** STATED EXERCISE **
Each entry below is to be transcribed exactly.

Rows from a dataset:
(begin)
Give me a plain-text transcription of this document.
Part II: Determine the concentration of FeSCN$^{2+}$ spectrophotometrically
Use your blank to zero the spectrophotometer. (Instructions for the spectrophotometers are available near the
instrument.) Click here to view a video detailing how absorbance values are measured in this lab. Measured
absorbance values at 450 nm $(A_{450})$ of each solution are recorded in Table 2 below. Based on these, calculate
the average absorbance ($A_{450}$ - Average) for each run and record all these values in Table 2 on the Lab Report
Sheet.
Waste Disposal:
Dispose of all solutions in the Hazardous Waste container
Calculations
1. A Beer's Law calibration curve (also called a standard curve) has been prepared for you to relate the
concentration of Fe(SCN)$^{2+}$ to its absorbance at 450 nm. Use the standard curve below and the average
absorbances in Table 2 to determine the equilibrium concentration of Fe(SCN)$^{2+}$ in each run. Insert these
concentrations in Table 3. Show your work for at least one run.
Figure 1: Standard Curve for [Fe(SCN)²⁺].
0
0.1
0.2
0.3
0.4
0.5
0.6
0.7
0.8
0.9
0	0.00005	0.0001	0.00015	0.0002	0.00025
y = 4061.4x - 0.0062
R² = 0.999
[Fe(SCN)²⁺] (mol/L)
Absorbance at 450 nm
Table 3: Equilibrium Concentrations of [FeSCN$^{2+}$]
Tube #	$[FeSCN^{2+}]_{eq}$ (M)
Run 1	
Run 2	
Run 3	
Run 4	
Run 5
(end)
** ANSWER TO THE EXERCISE **
Give me a plain-text transcription of this document.
Part II: Determine the concentration of FeSCN$^{2+}$ spectrophotometrically
Use your blank to zero the spectrophotometer. (Instructions for the spectrophotometers are available near the
instrument.) Click here to view a video detailing how absorbance values are measured in this lab. Measured
absorbance values at 450 nm $(A_{450})$ of each solution are recorded in Table 2 below. Based on these, calculate
the average absorbance ($A_{450}$ - Average) for each run and record all these values in Table 2 on the Lab Report
Sheet.
Waste Disposal:
Dispose of all solutions in the Hazardous Waste container
Calculations
1. A Beer's Law calibration curve (also called a standard curve) has been prepared for you to relate the
concentration of Fe(SCN)$^{2+}$ to its absorbance at 450 nm. Use the standard curve below and the average
absorbances in Table 2 to determine the equilibrium concentration of Fe(SCN)$^{2+}$ in each run. Insert these
concentrations in Table 3. Show your work for at least one run.
Figure 1: Standard Curve for [Fe(SCN)²⁺].
0
0.1
0.2
0.3
0.4
0.5
0.6
0.7
0.8
0.9
0	0.00005	0.0001	0.00015	0.0002	0.00025
y = 4061.4x - 0.0062
R² = 0.999
[Fe(SCN)²⁺] (mol/L)
Absorbance at 450 nm
Table 3: Equilibrium Concentrations of [FeSCN$^{2+}$]
Tube #	$[FeSCN^{2+}]_{eq}$ (M)
Run 1	
Run 2	
Run 3	
Run 4	
Run 5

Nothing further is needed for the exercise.